Information given
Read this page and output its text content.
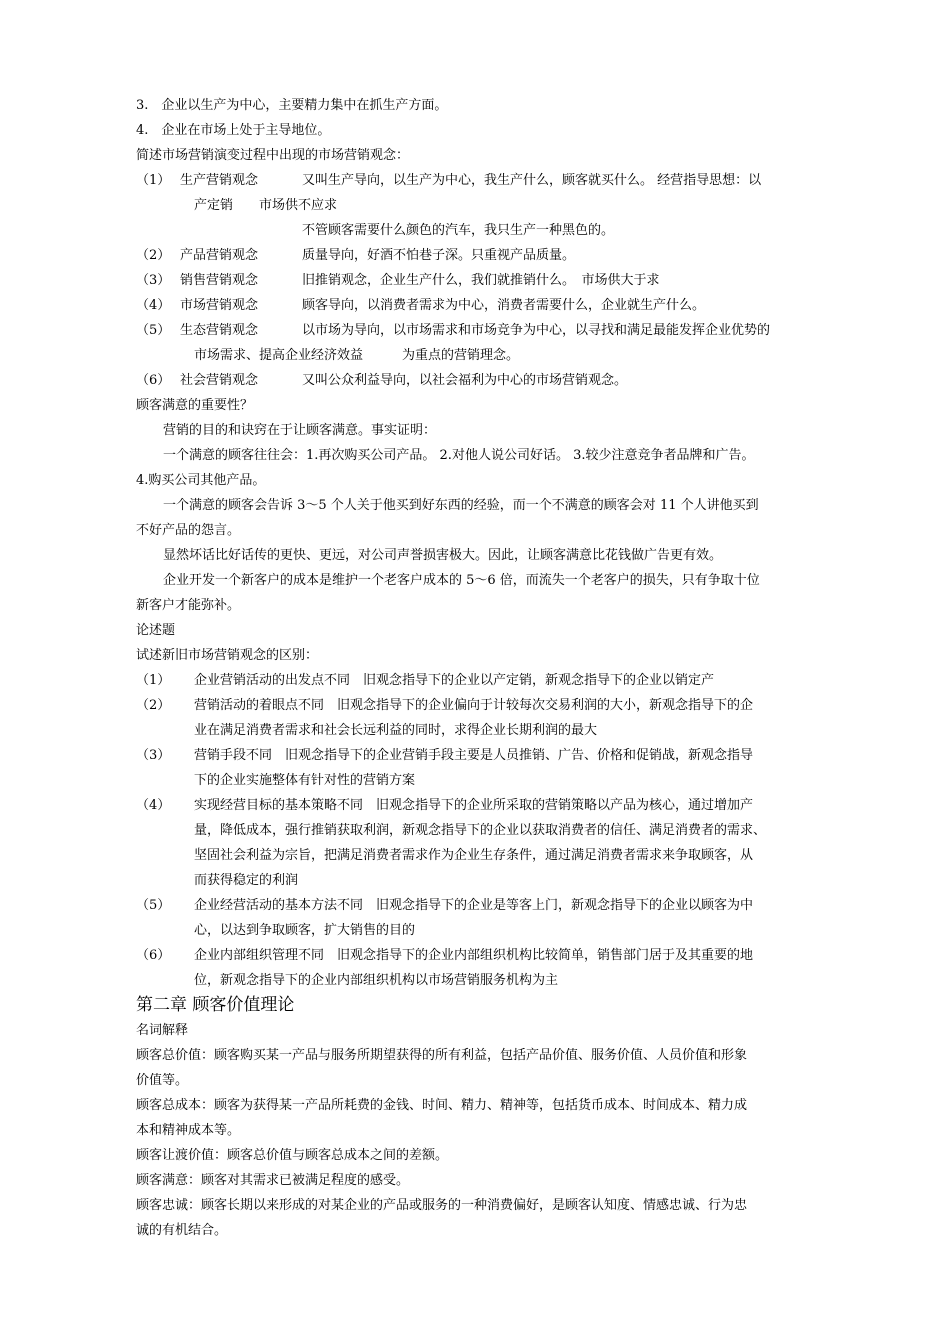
3.　企业以生产为中心，主要精力集中在抓生产方面。
4.　企业在市场上处于主导地位。
简述市场营销演变过程中出现的市场营销观念：
（1） 生产营销观念	又叫生产导向，以生产为中心，我生产什么，顾客就买什么。 经营指导思想：以
产定销　　市场供不应求
不管顾客需要什么颜色的汽车，我只生产一种黑色的。
（2） 产品营销观念	质量导向，好酒不怕巷子深。只重视产品质量。
（3） 销售营销观念	旧推销观念，企业生产什么，我们就推销什么。　市场供大于求
（4） 市场营销观念	顾客导向，以消费者需求为中心，消费者需要什么，企业就生产什么。
（5） 生态营销观念	以市场为导向，以市场需求和市场竞争为中心，以寻找和满足最能发挥企业优势的
市场需求、提高企业经济效益　　　为重点的营销理念。
（6） 社会营销观念	又叫公众利益导向，以社会福利为中心的市场营销观念。
顾客满意的重要性？
营销的目的和诀窍在于让顾客满意。事实证明：
一个满意的顾客往往会：1.再次购买公司产品。 2.对他人说公司好话。 3.较少注意竞争者品牌和广告。
4.购买公司其他产品。
一个满意的顾客会告诉 3～5 个人关于他买到好东西的经验，而一个不满意的顾客会对 11 个人讲他买到
不好产品的怨言。
显然坏话比好话传的更快、更远，对公司声誉损害极大。因此，让顾客满意比花钱做广告更有效。
企业开发一个新客户的成本是维护一个老客户成本的 5～6 倍，而流失一个老客户的损失，只有争取十位
新客户才能弥补。
论述题
试述新旧市场营销观念的区别：
（1） 企业营销活动的出发点不同　旧观念指导下的企业以产定销，新观念指导下的企业以销定产
（2） 营销活动的着眼点不同　旧观念指导下的企业偏向于计较每次交易利润的大小，新观念指导下的企
业在满足消费者需求和社会长远利益的同时，求得企业长期利润的最大
（3） 营销手段不同　旧观念指导下的企业营销手段主要是人员推销、广告、价格和促销战，新观念指导
下的企业实施整体有针对性的营销方案
（4） 实现经营目标的基本策略不同　旧观念指导下的企业所采取的营销策略以产品为核心，通过增加产
量，降低成本，强行推销获取利润，新观念指导下的企业以获取消费者的信任、满足消费者的需求、
坚固社会利益为宗旨，把满足消费者需求作为企业生存条件，通过满足消费者需求来争取顾客，从
而获得稳定的利润
（5） 企业经营活动的基本方法不同　旧观念指导下的企业是等客上门，新观念指导下的企业以顾客为中
心，以达到争取顾客，扩大销售的目的
（6） 企业内部组织管理不同　旧观念指导下的企业内部组织机构比较简单，销售部门居于及其重要的地
位，新观念指导下的企业内部组织机构以市场营销服务机构为主
第二章 顾客价值理论
名词解释
顾客总价值：顾客购买某一产品与服务所期望获得的所有利益，包括产品价值、服务价值、人员价值和形象
价值等。
顾客总成本：顾客为获得某一产品所耗费的金钱、时间、精力、精神等，包括货币成本、时间成本、精力成
本和精神成本等。
顾客让渡价值：顾客总价值与顾客总成本之间的差额。
顾客满意：顾客对其需求已被满足程度的感受。
顾客忠诚：顾客长期以来形成的对某企业的产品或服务的一种消费偏好，是顾客认知度、情感忠诚、行为忠
诚的有机结合。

Exercise task
Set down the complete material exactly, but do not include the images.

Reply
Read this page and output its text content.
3.　企业以生产为中心，主要精力集中在抓生产方面。
4.　企业在市场上处于主导地位。
简述市场营销演变过程中出现的市场营销观念：
（1） 生产营销观念	又叫生产导向，以生产为中心，我生产什么，顾客就买什么。 经营指导思想：以
产定销　　市场供不应求
不管顾客需要什么颜色的汽车，我只生产一种黑色的。
（2） 产品营销观念	质量导向，好酒不怕巷子深。只重视产品质量。
（3） 销售营销观念	旧推销观念，企业生产什么，我们就推销什么。　市场供大于求
（4） 市场营销观念	顾客导向，以消费者需求为中心，消费者需要什么，企业就生产什么。
（5） 生态营销观念	以市场为导向，以市场需求和市场竞争为中心，以寻找和满足最能发挥企业优势的
市场需求、提高企业经济效益　　　为重点的营销理念。
（6） 社会营销观念	又叫公众利益导向，以社会福利为中心的市场营销观念。
顾客满意的重要性？
营销的目的和诀窍在于让顾客满意。事实证明：
一个满意的顾客往往会：1.再次购买公司产品。 2.对他人说公司好话。 3.较少注意竞争者品牌和广告。
4.购买公司其他产品。
一个满意的顾客会告诉 3～5 个人关于他买到好东西的经验，而一个不满意的顾客会对 11 个人讲他买到
不好产品的怨言。
显然坏话比好话传的更快、更远，对公司声誉损害极大。因此，让顾客满意比花钱做广告更有效。
企业开发一个新客户的成本是维护一个老客户成本的 5～6 倍，而流失一个老客户的损失，只有争取十位
新客户才能弥补。
论述题
试述新旧市场营销观念的区别：
（1） 企业营销活动的出发点不同　旧观念指导下的企业以产定销，新观念指导下的企业以销定产
（2） 营销活动的着眼点不同　旧观念指导下的企业偏向于计较每次交易利润的大小，新观念指导下的企
业在满足消费者需求和社会长远利益的同时，求得企业长期利润的最大
（3） 营销手段不同　旧观念指导下的企业营销手段主要是人员推销、广告、价格和促销战，新观念指导
下的企业实施整体有针对性的营销方案
（4） 实现经营目标的基本策略不同　旧观念指导下的企业所采取的营销策略以产品为核心，通过增加产
量，降低成本，强行推销获取利润，新观念指导下的企业以获取消费者的信任、满足消费者的需求、
坚固社会利益为宗旨，把满足消费者需求作为企业生存条件，通过满足消费者需求来争取顾客，从
而获得稳定的利润
（5） 企业经营活动的基本方法不同　旧观念指导下的企业是等客上门，新观念指导下的企业以顾客为中
心，以达到争取顾客，扩大销售的目的
（6） 企业内部组织管理不同　旧观念指导下的企业内部组织机构比较简单，销售部门居于及其重要的地
位，新观念指导下的企业内部组织机构以市场营销服务机构为主
第二章 顾客价值理论
名词解释
顾客总价值：顾客购买某一产品与服务所期望获得的所有利益，包括产品价值、服务价值、人员价值和形象
价值等。
顾客总成本：顾客为获得某一产品所耗费的金钱、时间、精力、精神等，包括货币成本、时间成本、精力成
本和精神成本等。
顾客让渡价值：顾客总价值与顾客总成本之间的差额。
顾客满意：顾客对其需求已被满足程度的感受。
顾客忠诚：顾客长期以来形成的对某企业的产品或服务的一种消费偏好，是顾客认知度、情感忠诚、行为忠
诚的有机结合。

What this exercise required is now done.